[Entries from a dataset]
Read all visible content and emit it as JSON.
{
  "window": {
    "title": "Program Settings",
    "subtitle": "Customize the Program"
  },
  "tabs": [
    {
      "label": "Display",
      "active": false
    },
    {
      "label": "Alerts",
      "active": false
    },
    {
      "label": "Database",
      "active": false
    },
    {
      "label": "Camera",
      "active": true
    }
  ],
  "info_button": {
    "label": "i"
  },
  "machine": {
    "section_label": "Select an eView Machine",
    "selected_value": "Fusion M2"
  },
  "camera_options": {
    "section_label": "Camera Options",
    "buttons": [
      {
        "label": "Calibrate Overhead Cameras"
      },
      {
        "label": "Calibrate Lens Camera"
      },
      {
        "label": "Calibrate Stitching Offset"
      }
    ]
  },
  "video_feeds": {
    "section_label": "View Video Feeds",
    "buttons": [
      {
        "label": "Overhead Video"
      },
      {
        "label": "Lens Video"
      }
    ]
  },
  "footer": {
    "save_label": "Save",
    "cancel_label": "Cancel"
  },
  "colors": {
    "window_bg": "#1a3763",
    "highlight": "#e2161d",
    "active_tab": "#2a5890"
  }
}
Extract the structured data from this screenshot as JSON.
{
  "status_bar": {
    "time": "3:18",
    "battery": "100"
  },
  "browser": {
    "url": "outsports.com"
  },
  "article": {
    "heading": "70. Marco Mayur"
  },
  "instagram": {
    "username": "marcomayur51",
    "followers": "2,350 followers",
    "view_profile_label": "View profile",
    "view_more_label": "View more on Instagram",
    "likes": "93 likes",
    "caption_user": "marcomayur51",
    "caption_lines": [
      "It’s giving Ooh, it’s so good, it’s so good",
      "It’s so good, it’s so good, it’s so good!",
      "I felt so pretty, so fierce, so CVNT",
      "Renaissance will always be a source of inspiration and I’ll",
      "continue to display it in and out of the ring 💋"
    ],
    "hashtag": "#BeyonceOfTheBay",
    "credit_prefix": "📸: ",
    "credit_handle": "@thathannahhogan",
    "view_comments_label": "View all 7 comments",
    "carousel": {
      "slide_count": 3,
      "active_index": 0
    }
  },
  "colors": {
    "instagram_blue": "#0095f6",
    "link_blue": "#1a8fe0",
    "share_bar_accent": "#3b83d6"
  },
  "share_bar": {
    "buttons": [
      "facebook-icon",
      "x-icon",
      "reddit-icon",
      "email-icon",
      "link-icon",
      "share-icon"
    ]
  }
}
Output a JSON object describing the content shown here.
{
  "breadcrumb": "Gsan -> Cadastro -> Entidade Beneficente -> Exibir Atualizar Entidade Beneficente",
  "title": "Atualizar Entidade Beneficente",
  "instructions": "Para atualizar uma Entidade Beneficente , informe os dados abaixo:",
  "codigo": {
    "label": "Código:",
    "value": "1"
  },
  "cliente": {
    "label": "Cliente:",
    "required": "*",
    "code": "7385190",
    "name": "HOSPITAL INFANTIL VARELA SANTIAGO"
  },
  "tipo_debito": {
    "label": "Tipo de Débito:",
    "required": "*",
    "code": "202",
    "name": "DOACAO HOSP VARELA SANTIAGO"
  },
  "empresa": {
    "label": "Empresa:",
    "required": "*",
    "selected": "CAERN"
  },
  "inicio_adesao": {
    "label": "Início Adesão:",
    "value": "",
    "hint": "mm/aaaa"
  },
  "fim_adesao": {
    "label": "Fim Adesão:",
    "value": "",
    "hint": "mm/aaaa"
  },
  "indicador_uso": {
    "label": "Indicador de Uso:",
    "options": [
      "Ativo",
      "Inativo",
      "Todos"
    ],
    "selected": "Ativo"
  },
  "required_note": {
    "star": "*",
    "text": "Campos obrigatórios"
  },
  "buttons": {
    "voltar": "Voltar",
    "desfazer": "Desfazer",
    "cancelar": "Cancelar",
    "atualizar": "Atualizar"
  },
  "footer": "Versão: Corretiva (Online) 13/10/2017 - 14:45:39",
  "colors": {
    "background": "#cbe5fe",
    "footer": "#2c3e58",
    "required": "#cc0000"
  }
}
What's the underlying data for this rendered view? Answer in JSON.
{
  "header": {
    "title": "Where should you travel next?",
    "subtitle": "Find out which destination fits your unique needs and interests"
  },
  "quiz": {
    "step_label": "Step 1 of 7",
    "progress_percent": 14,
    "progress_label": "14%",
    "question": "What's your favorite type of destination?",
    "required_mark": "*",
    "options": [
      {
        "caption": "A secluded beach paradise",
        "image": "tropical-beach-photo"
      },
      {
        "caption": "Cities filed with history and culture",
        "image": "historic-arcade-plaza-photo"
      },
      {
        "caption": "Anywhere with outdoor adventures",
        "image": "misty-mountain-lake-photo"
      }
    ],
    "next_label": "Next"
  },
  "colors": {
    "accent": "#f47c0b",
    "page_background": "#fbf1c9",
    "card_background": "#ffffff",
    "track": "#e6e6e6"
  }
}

Work to complete: Repeat the records above in full, character for character.

Written solution:
Read all visible content and emit it as JSON.
{
  "window": {
    "title": "Program Settings",
    "subtitle": "Customize the Program"
  },
  "tabs": [
    {
      "label": "Display",
      "active": false
    },
    {
      "label": "Alerts",
      "active": false
    },
    {
      "label": "Database",
      "active": false
    },
    {
      "label": "Camera",
      "active": true
    }
  ],
  "info_button": {
    "label": "i"
  },
  "machine": {
    "section_label": "Select an eView Machine",
    "selected_value": "Fusion M2"
  },
  "camera_options": {
    "section_label": "Camera Options",
    "buttons": [
      {
        "label": "Calibrate Overhead Cameras"
      },
      {
        "label": "Calibrate Lens Camera"
      },
      {
        "label": "Calibrate Stitching Offset"
      }
    ]
  },
  "video_feeds": {
    "section_label": "View Video Feeds",
    "buttons": [
      {
        "label": "Overhead Video"
      },
      {
        "label": "Lens Video"
      }
    ]
  },
  "footer": {
    "save_label": "Save",
    "cancel_label": "Cancel"
  },
  "colors": {
    "window_bg": "#1a3763",
    "highlight": "#e2161d",
    "active_tab": "#2a5890"
  }
}
Extract the structured data from this screenshot as JSON.
{
  "status_bar": {
    "time": "3:18",
    "battery": "100"
  },
  "browser": {
    "url": "outsports.com"
  },
  "article": {
    "heading": "70. Marco Mayur"
  },
  "instagram": {
    "username": "marcomayur51",
    "followers": "2,350 followers",
    "view_profile_label": "View profile",
    "view_more_label": "View more on Instagram",
    "likes": "93 likes",
    "caption_user": "marcomayur51",
    "caption_lines": [
      "It’s giving Ooh, it’s so good, it’s so good",
      "It’s so good, it’s so good, it’s so good!",
      "I felt so pretty, so fierce, so CVNT",
      "Renaissance will always be a source of inspiration and I’ll",
      "continue to display it in and out of the ring 💋"
    ],
    "hashtag": "#BeyonceOfTheBay",
    "credit_prefix": "📸: ",
    "credit_handle": "@thathannahhogan",
    "view_comments_label": "View all 7 comments",
    "carousel": {
      "slide_count": 3,
      "active_index": 0
    }
  },
  "colors": {
    "instagram_blue": "#0095f6",
    "link_blue": "#1a8fe0",
    "share_bar_accent": "#3b83d6"
  },
  "share_bar": {
    "buttons": [
      "facebook-icon",
      "x-icon",
      "reddit-icon",
      "email-icon",
      "link-icon",
      "share-icon"
    ]
  }
}
Output a JSON object describing the content shown here.
{
  "breadcrumb": "Gsan -> Cadastro -> Entidade Beneficente -> Exibir Atualizar Entidade Beneficente",
  "title": "Atualizar Entidade Beneficente",
  "instructions": "Para atualizar uma Entidade Beneficente , informe os dados abaixo:",
  "codigo": {
    "label": "Código:",
    "value": "1"
  },
  "cliente": {
    "label": "Cliente:",
    "required": "*",
    "code": "7385190",
    "name": "HOSPITAL INFANTIL VARELA SANTIAGO"
  },
  "tipo_debito": {
    "label": "Tipo de Débito:",
    "required": "*",
    "code": "202",
    "name": "DOACAO HOSP VARELA SANTIAGO"
  },
  "empresa": {
    "label": "Empresa:",
    "required": "*",
    "selected": "CAERN"
  },
  "inicio_adesao": {
    "label": "Início Adesão:",
    "value": "",
    "hint": "mm/aaaa"
  },
  "fim_adesao": {
    "label": "Fim Adesão:",
    "value": "",
    "hint": "mm/aaaa"
  },
  "indicador_uso": {
    "label": "Indicador de Uso:",
    "options": [
      "Ativo",
      "Inativo",
      "Todos"
    ],
    "selected": "Ativo"
  },
  "required_note": {
    "star": "*",
    "text": "Campos obrigatórios"
  },
  "buttons": {
    "voltar": "Voltar",
    "desfazer": "Desfazer",
    "cancelar": "Cancelar",
    "atualizar": "Atualizar"
  },
  "footer": "Versão: Corretiva (Online) 13/10/2017 - 14:45:39",
  "colors": {
    "background": "#cbe5fe",
    "footer": "#2c3e58",
    "required": "#cc0000"
  }
}
What's the underlying data for this rendered view? Answer in JSON.
{
  "header": {
    "title": "Where should you travel next?",
    "subtitle": "Find out which destination fits your unique needs and interests"
  },
  "quiz": {
    "step_label": "Step 1 of 7",
    "progress_percent": 14,
    "progress_label": "14%",
    "question": "What's your favorite type of destination?",
    "required_mark": "*",
    "options": [
      {
        "caption": "A secluded beach paradise",
        "image": "tropical-beach-photo"
      },
      {
        "caption": "Cities filed with history and culture",
        "image": "historic-arcade-plaza-photo"
      },
      {
        "caption": "Anywhere with outdoor adventures",
        "image": "misty-mountain-lake-photo"
      }
    ],
    "next_label": "Next"
  },
  "colors": {
    "accent": "#f47c0b",
    "page_background": "#fbf1c9",
    "card_background": "#ffffff",
    "track": "#e6e6e6"
  }
}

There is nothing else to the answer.